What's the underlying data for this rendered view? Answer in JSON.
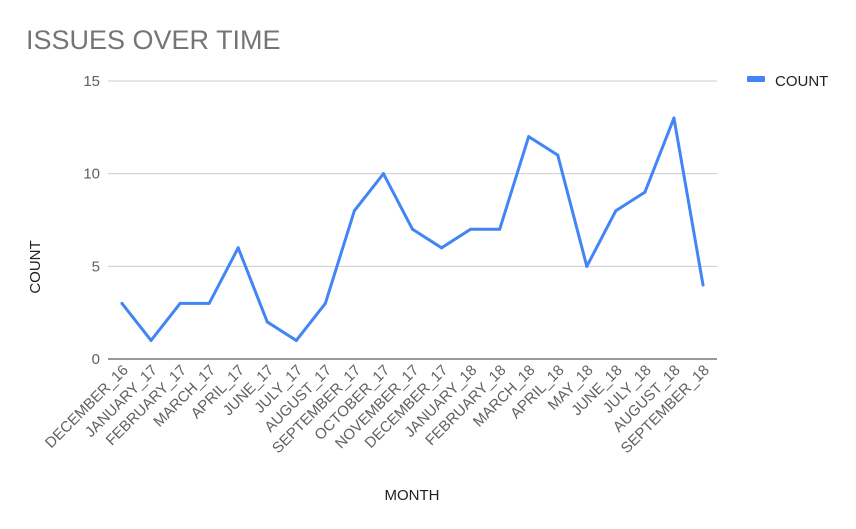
{
  "colors": {
    "series": "#4285f4",
    "grid": "#cccccc",
    "baseline": "#333333"
  },
  "chart_data": {
    "type": "line",
    "title": "ISSUES OVER TIME",
    "xlabel": "MONTH",
    "ylabel": "COUNT",
    "ylim": [
      0,
      15
    ],
    "yticks": [
      0,
      5,
      10,
      15
    ],
    "grid": true,
    "legend_position": "top-right",
    "categories": [
      "DECEMBER_16",
      "JANUARY_17",
      "FEBRUARY_17",
      "MARCH_17",
      "APRIL_17",
      "JUNE_17",
      "JULY_17",
      "AUGUST_17",
      "SEPTEMBER_17",
      "OCTOBER_17",
      "NOVEMBER_17",
      "DECEMBER_17",
      "JANUARY_18",
      "FEBRUARY_18",
      "MARCH_18",
      "APRIL_18",
      "MAY_18",
      "JUNE_18",
      "JULY_18",
      "AUGUST_18",
      "SEPTEMBER_18"
    ],
    "series": [
      {
        "name": "COUNT",
        "values": [
          3,
          1,
          3,
          3,
          6,
          2,
          1,
          3,
          8,
          10,
          7,
          6,
          7,
          7,
          12,
          11,
          5,
          8,
          9,
          13,
          4
        ]
      }
    ]
  }
}
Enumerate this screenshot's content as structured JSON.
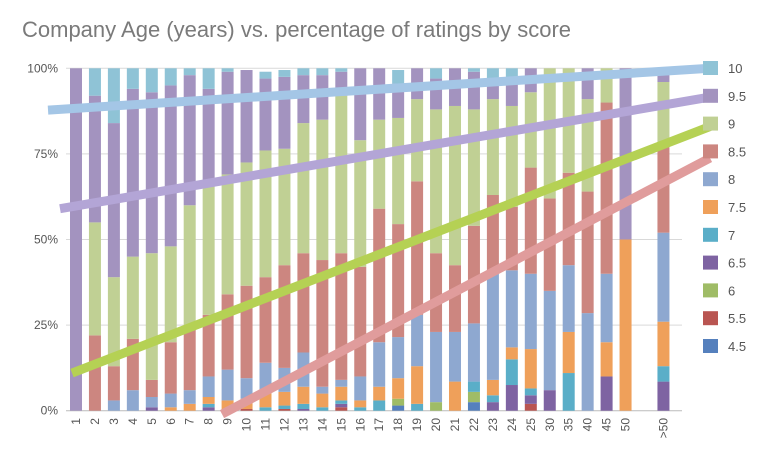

******************************

*Given request*: Set every line down exactly as written, leaving each picture out.

*Finished exercise*:
What's the underlying data for this rendered view? Answer in JSON.
{
  "colors": {
    "series": "#4285f4",
    "grid": "#cccccc",
    "baseline": "#333333"
  },
  "chart_data": {
    "type": "line",
    "title": "ISSUES OVER TIME",
    "xlabel": "MONTH",
    "ylabel": "COUNT",
    "ylim": [
      0,
      15
    ],
    "yticks": [
      0,
      5,
      10,
      15
    ],
    "grid": true,
    "legend_position": "top-right",
    "categories": [
      "DECEMBER_16",
      "JANUARY_17",
      "FEBRUARY_17",
      "MARCH_17",
      "APRIL_17",
      "JUNE_17",
      "JULY_17",
      "AUGUST_17",
      "SEPTEMBER_17",
      "OCTOBER_17",
      "NOVEMBER_17",
      "DECEMBER_17",
      "JANUARY_18",
      "FEBRUARY_18",
      "MARCH_18",
      "APRIL_18",
      "MAY_18",
      "JUNE_18",
      "JULY_18",
      "AUGUST_18",
      "SEPTEMBER_18"
    ],
    "series": [
      {
        "name": "COUNT",
        "values": [
          3,
          1,
          3,
          3,
          6,
          2,
          1,
          3,
          8,
          10,
          7,
          6,
          7,
          7,
          12,
          11,
          5,
          8,
          9,
          13,
          4
        ]
      }
    ]
  }
}
Enumerate this screenshot's content as structured JSON.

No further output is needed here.